→ **Task objective**: Extract every line of the material that holds the string "name".

→ **Provided records**:
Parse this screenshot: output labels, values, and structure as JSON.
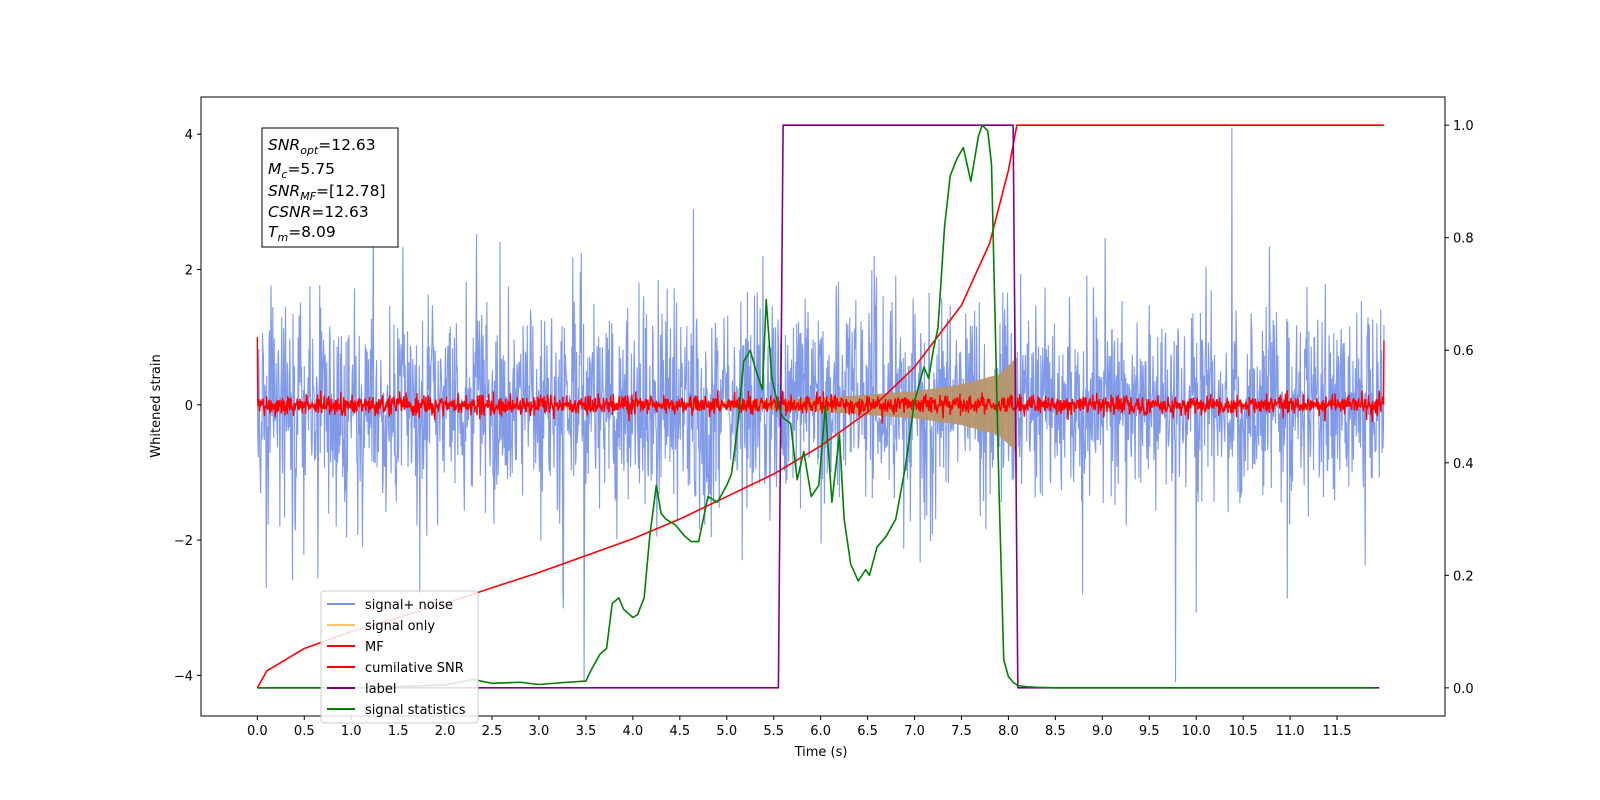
{
  "chart_data": {
    "type": "line",
    "xlabel": "Time (s)",
    "ylabel": "Whitened strain",
    "xlim": [
      -0.6,
      12.65
    ],
    "ylim_left": [
      -4.6,
      4.55
    ],
    "ylim_right": [
      -0.05,
      1.05
    ],
    "xticks": [
      0.0,
      0.5,
      1.0,
      1.5,
      2.0,
      2.5,
      3.0,
      3.5,
      4.0,
      4.5,
      5.0,
      5.5,
      6.0,
      6.5,
      7.0,
      7.5,
      8.0,
      8.5,
      9.0,
      9.5,
      10.0,
      10.5,
      11.0,
      11.5
    ],
    "xtick_labels": [
      "0.0",
      "0.5",
      "1.0",
      "1.5",
      "2.0",
      "2.5",
      "3.0",
      "3.5",
      "4.0",
      "4.5",
      "5.0",
      "5.5",
      "6.0",
      "6.5",
      "7.0",
      "7.5",
      "8.0",
      "8.5",
      "9.0",
      "9.5",
      "10.0",
      "10.5",
      "11.0",
      "11.5"
    ],
    "yticks_left": [
      4,
      2,
      0,
      -2,
      -4
    ],
    "ytick_labels_left": [
      "4",
      "2",
      "0",
      "−2",
      "−4"
    ],
    "yticks_right": [
      1.0,
      0.8,
      0.6,
      0.4,
      0.2,
      0.0
    ],
    "ytick_labels_right": [
      "1.0",
      "0.8",
      "0.6",
      "0.4",
      "0.2",
      "0.0"
    ],
    "legend_position": "lower-left",
    "grid": false,
    "info_box": {
      "snr_opt": "=12.63",
      "mc": "=5.75",
      "snr_mf": "=[12.78]",
      "csnr": "=12.63",
      "tm": "=8.09"
    },
    "series": [
      {
        "name": "signal+ noise",
        "axis": "left",
        "color": "#7993e8",
        "style": "noise band",
        "x_range": [
          0.0,
          12.0
        ],
        "typical_amplitude": 1.35,
        "max_value": 4.1,
        "min_value": -4.1
      },
      {
        "name": "signal only",
        "axis": "left",
        "color": "#ffc266",
        "style": "chirp envelope",
        "x_range": [
          4.0,
          8.09
        ],
        "envelope": [
          [
            4.0,
            0.02
          ],
          [
            5.0,
            0.05
          ],
          [
            6.0,
            0.1
          ],
          [
            7.0,
            0.2
          ],
          [
            7.5,
            0.3
          ],
          [
            7.9,
            0.45
          ],
          [
            8.05,
            0.65
          ],
          [
            8.09,
            0.7
          ]
        ]
      },
      {
        "name": "MF",
        "axis": "left",
        "color": "#ff0000",
        "style": "noise band",
        "x_range": [
          0.0,
          12.0
        ],
        "typical_amplitude": 0.12,
        "start_value": 1.0,
        "end_value": 0.95
      },
      {
        "name": "cumilative SNR",
        "axis": "right",
        "color": "#ff0000",
        "x": [
          0.0,
          0.1,
          0.5,
          1.0,
          1.5,
          2.0,
          2.5,
          3.0,
          3.5,
          4.0,
          4.5,
          5.0,
          5.5,
          6.0,
          6.5,
          7.0,
          7.5,
          7.8,
          8.0,
          8.09,
          12.0
        ],
        "values": [
          0.0,
          0.03,
          0.07,
          0.1,
          0.125,
          0.15,
          0.178,
          0.205,
          0.235,
          0.265,
          0.3,
          0.34,
          0.38,
          0.43,
          0.49,
          0.57,
          0.68,
          0.79,
          0.92,
          1.0,
          1.0
        ]
      },
      {
        "name": "label",
        "axis": "right",
        "color": "#800080",
        "x": [
          0.0,
          5.55,
          5.6,
          8.05,
          8.1,
          11.95
        ],
        "values": [
          0.0,
          0.0,
          1.0,
          1.0,
          0.0,
          0.0
        ]
      },
      {
        "name": "signal statistics",
        "axis": "right",
        "color": "#008000",
        "x": [
          0.0,
          1.0,
          2.0,
          2.3,
          2.5,
          2.8,
          3.0,
          3.3,
          3.5,
          3.55,
          3.65,
          3.72,
          3.78,
          3.85,
          3.9,
          4.0,
          4.05,
          4.12,
          4.18,
          4.25,
          4.3,
          4.35,
          4.45,
          4.55,
          4.62,
          4.7,
          4.8,
          4.9,
          5.0,
          5.05,
          5.12,
          5.18,
          5.25,
          5.3,
          5.38,
          5.42,
          5.48,
          5.55,
          5.6,
          5.68,
          5.75,
          5.82,
          5.9,
          5.98,
          6.05,
          6.12,
          6.2,
          6.25,
          6.32,
          6.4,
          6.48,
          6.52,
          6.6,
          6.7,
          6.8,
          6.9,
          7.0,
          7.1,
          7.15,
          7.2,
          7.25,
          7.32,
          7.38,
          7.45,
          7.52,
          7.6,
          7.68,
          7.72,
          7.78,
          7.82,
          7.9,
          7.95,
          8.0,
          8.05,
          8.1,
          8.2,
          8.3,
          8.5,
          9.0,
          10.0,
          11.0,
          11.9
        ],
        "values": [
          0.0,
          0.0,
          0.005,
          0.015,
          0.008,
          0.01,
          0.006,
          0.01,
          0.012,
          0.03,
          0.06,
          0.07,
          0.15,
          0.16,
          0.14,
          0.125,
          0.13,
          0.16,
          0.27,
          0.36,
          0.31,
          0.3,
          0.29,
          0.27,
          0.26,
          0.26,
          0.34,
          0.33,
          0.36,
          0.38,
          0.47,
          0.58,
          0.6,
          0.57,
          0.53,
          0.69,
          0.55,
          0.5,
          0.48,
          0.47,
          0.37,
          0.42,
          0.34,
          0.36,
          0.5,
          0.33,
          0.45,
          0.3,
          0.22,
          0.19,
          0.21,
          0.2,
          0.25,
          0.27,
          0.3,
          0.39,
          0.51,
          0.57,
          0.55,
          0.6,
          0.64,
          0.82,
          0.91,
          0.94,
          0.96,
          0.9,
          0.98,
          1.0,
          0.99,
          0.93,
          0.35,
          0.05,
          0.02,
          0.01,
          0.004,
          0.002,
          0.001,
          0.0,
          0.0,
          0.0,
          0.0,
          0.0
        ]
      }
    ]
  }
}
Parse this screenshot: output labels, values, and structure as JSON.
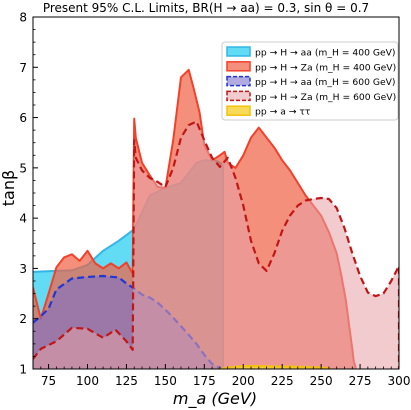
{
  "chart_data": {
    "type": "area",
    "title": "Present 95% C.L. Limits, BR(H → aa) = 0.3, sin θ = 0.7",
    "xlabel": "m_a (GeV)",
    "ylabel": "tanβ",
    "xlim": [
      65,
      300
    ],
    "ylim": [
      1,
      8
    ],
    "xticks": [
      75,
      100,
      125,
      150,
      175,
      200,
      225,
      250,
      275,
      300
    ],
    "yticks": [
      1,
      2,
      3,
      4,
      5,
      6,
      7,
      8
    ],
    "grid": false,
    "legend_position": "top-right",
    "series": [
      {
        "name": "pp → H → aa (m_H = 400 GeV)",
        "fill": "#3fd3f3",
        "fill_opacity": 0.82,
        "stroke": "#35b5e6",
        "dash": false,
        "x": [
          65,
          80,
          90,
          100,
          110,
          120,
          130,
          140,
          150,
          160,
          170,
          175,
          183,
          185,
          187,
          187
        ],
        "y": [
          2.93,
          2.95,
          2.96,
          3.07,
          3.35,
          3.55,
          3.78,
          4.45,
          4.6,
          4.7,
          5.1,
          5.15,
          5.13,
          5.1,
          5.05,
          1.0
        ]
      },
      {
        "name": "pp → H → Za (m_H = 400 GeV)",
        "fill": "#f06448",
        "fill_opacity": 0.72,
        "stroke": "#f2412a",
        "dash": false,
        "x": [
          65,
          70,
          75,
          80,
          85,
          90,
          95,
          100,
          105,
          110,
          115,
          120,
          125,
          129,
          130,
          131,
          135,
          140,
          145,
          150,
          155,
          160,
          165,
          168,
          172,
          175,
          180,
          185,
          188,
          190,
          195,
          200,
          205,
          210,
          215,
          220,
          225,
          230,
          235,
          240,
          250,
          255,
          260,
          263,
          266,
          268,
          270,
          271,
          272,
          272
        ],
        "y": [
          2.62,
          2.0,
          2.5,
          3.02,
          3.22,
          3.28,
          3.15,
          3.35,
          3.1,
          3.0,
          3.1,
          3.0,
          3.12,
          2.9,
          5.98,
          5.6,
          5.1,
          4.85,
          4.62,
          4.6,
          5.55,
          6.8,
          6.95,
          6.6,
          6.1,
          5.45,
          5.15,
          5.25,
          5.32,
          5.1,
          5.0,
          5.25,
          5.6,
          5.8,
          5.6,
          5.4,
          5.15,
          4.95,
          4.7,
          4.45,
          4.05,
          3.72,
          3.3,
          2.85,
          2.35,
          1.85,
          1.4,
          1.15,
          1.05,
          1.0
        ]
      },
      {
        "name": "pp → H → aa (m_H = 600 GeV)",
        "fill": "#7a6eca",
        "fill_opacity": 0.58,
        "stroke": "#2236d6",
        "dash": true,
        "x": [
          65,
          70,
          75,
          80,
          90,
          100,
          110,
          120,
          125,
          130,
          135,
          140,
          145,
          150,
          155,
          160,
          165,
          170,
          175,
          180,
          185,
          188
        ],
        "y": [
          1.92,
          2.05,
          2.2,
          2.58,
          2.8,
          2.83,
          2.85,
          2.82,
          2.7,
          2.6,
          2.48,
          2.42,
          2.32,
          2.18,
          2.02,
          1.85,
          1.68,
          1.5,
          1.28,
          1.1,
          1.02,
          1.0
        ]
      },
      {
        "name": "pp → H → Za (m_H = 600 GeV)",
        "fill": "#e8a0a8",
        "fill_opacity": 0.55,
        "stroke": "#c01616",
        "dash": true,
        "x": [
          65,
          70,
          80,
          90,
          100,
          110,
          118,
          125,
          129,
          130,
          131,
          135,
          140,
          145,
          150,
          155,
          160,
          165,
          170,
          175,
          180,
          185,
          190,
          195,
          200,
          205,
          210,
          215,
          220,
          225,
          230,
          235,
          240,
          245,
          250,
          255,
          260,
          265,
          270,
          275,
          280,
          285,
          290,
          295,
          300,
          300
        ],
        "y": [
          1.2,
          1.4,
          1.55,
          1.82,
          1.8,
          1.62,
          1.78,
          1.55,
          1.38,
          5.55,
          5.2,
          4.95,
          4.8,
          4.72,
          4.62,
          5.0,
          5.6,
          5.85,
          5.92,
          5.55,
          5.2,
          5.02,
          5.2,
          4.8,
          4.25,
          3.55,
          3.1,
          2.95,
          3.3,
          3.75,
          4.05,
          4.25,
          4.35,
          4.38,
          4.4,
          4.38,
          4.2,
          3.8,
          3.3,
          2.85,
          2.52,
          2.45,
          2.5,
          2.75,
          3.05,
          1.0
        ]
      },
      {
        "name": "pp → a → ττ",
        "fill": "#f6d33a",
        "fill_opacity": 0.85,
        "stroke": "#f4c20d",
        "dash": false,
        "x": [
          185,
          190,
          200,
          210,
          220,
          230,
          240,
          250,
          255,
          256
        ],
        "y": [
          1.0,
          1.03,
          1.06,
          1.06,
          1.05,
          1.05,
          1.04,
          1.03,
          1.01,
          1.0
        ]
      }
    ]
  }
}
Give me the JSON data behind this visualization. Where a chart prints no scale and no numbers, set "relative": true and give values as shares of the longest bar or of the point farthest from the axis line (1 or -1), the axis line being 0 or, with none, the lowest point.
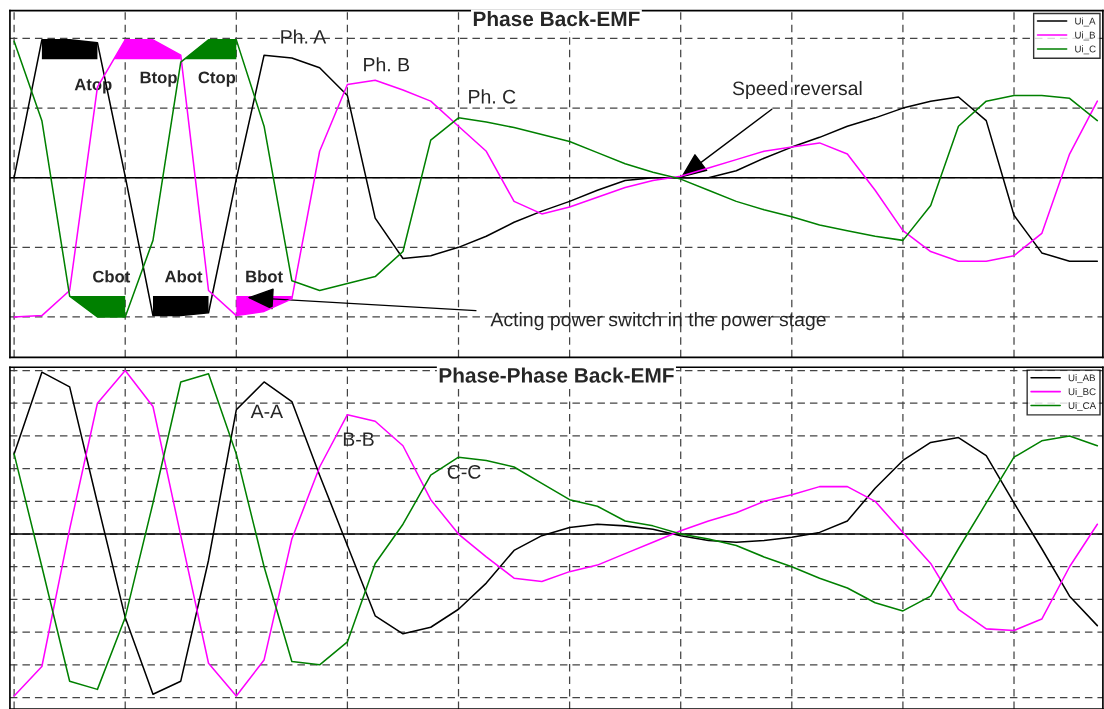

→ **Exercise solution**:
        "name": "signal+ noise",
        "name": "signal only",
        "name": "MF",
        "name": "cumilative SNR",
        "name": "label",
        "name": "signal statistics",
        "name": "pp → H → aa (m_H = 400 GeV)",
        "name": "pp → H → Za (m_H = 400 GeV)",
        "name": "pp → H → aa (m_H = 600 GeV)",
        "name": "pp → H → Za (m_H = 600 GeV)",
        "name": "pp → a → ττ",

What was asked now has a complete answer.